**Exercise requirements**
Return the records below unchanged, from the very first line down to and including the line that contains "x-tick-label: 0 bbox=[465, 702, 482, 732]".

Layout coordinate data
+===+

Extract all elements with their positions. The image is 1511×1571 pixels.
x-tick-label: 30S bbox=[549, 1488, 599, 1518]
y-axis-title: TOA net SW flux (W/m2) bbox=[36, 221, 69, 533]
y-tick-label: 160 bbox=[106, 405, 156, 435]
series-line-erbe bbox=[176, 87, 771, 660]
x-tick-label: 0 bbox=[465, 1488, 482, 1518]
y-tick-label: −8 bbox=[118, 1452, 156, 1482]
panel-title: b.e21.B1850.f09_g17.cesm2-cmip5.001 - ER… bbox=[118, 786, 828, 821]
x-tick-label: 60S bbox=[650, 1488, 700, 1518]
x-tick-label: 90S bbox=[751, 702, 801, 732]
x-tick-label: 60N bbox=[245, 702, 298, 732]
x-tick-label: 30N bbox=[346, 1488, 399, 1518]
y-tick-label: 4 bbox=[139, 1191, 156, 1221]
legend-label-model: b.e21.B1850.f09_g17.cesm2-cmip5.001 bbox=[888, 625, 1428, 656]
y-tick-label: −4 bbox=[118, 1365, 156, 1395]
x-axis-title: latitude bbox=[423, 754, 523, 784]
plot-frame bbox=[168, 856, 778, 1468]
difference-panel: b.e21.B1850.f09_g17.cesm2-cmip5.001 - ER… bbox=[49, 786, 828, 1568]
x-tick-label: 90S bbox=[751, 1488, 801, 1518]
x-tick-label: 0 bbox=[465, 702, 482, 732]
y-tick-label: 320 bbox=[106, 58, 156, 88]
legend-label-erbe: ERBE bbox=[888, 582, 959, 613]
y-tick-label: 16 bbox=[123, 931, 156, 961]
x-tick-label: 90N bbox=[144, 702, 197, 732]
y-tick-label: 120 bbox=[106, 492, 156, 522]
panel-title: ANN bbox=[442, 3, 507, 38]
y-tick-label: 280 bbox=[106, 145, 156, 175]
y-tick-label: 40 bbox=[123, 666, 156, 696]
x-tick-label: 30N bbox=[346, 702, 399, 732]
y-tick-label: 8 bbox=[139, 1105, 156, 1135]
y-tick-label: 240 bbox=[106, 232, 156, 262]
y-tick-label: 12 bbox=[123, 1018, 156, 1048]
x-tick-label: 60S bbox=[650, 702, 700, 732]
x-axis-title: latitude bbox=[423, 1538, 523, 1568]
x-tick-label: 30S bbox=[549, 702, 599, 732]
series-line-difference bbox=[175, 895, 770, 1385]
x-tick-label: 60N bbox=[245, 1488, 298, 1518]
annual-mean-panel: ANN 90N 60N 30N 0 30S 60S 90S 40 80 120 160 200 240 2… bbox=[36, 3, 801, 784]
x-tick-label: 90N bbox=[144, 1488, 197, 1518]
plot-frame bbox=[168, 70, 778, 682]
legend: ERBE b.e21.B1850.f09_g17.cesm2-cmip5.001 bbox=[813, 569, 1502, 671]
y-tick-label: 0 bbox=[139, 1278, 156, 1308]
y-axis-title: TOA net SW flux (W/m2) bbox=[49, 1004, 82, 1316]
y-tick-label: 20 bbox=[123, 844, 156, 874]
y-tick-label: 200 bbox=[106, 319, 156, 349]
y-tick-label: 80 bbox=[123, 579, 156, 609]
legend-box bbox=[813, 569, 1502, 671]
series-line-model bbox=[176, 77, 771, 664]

+===+

**Exercise response**
Extract all elements with their positions. The image is 1511×1571 pixels.
x-tick-label: 30S bbox=[549, 1488, 599, 1518]
y-axis-title: TOA net SW flux (W/m2) bbox=[36, 221, 69, 533]
y-tick-label: 160 bbox=[106, 405, 156, 435]
series-line-erbe bbox=[176, 87, 771, 660]
x-tick-label: 0 bbox=[465, 1488, 482, 1518]
y-tick-label: −8 bbox=[118, 1452, 156, 1482]
panel-title: b.e21.B1850.f09_g17.cesm2-cmip5.001 - ER… bbox=[118, 786, 828, 821]
x-tick-label: 60S bbox=[650, 1488, 700, 1518]
x-tick-label: 90S bbox=[751, 702, 801, 732]
x-tick-label: 60N bbox=[245, 702, 298, 732]
x-tick-label: 30N bbox=[346, 1488, 399, 1518]
y-tick-label: 4 bbox=[139, 1191, 156, 1221]
legend-label-model: b.e21.B1850.f09_g17.cesm2-cmip5.001 bbox=[888, 625, 1428, 656]
y-tick-label: −4 bbox=[118, 1365, 156, 1395]
x-axis-title: latitude bbox=[423, 754, 523, 784]
plot-frame bbox=[168, 856, 778, 1468]
difference-panel: b.e21.B1850.f09_g17.cesm2-cmip5.001 - ER… bbox=[49, 786, 828, 1568]
x-tick-label: 90S bbox=[751, 1488, 801, 1518]
x-tick-label: 0 bbox=[465, 702, 482, 732]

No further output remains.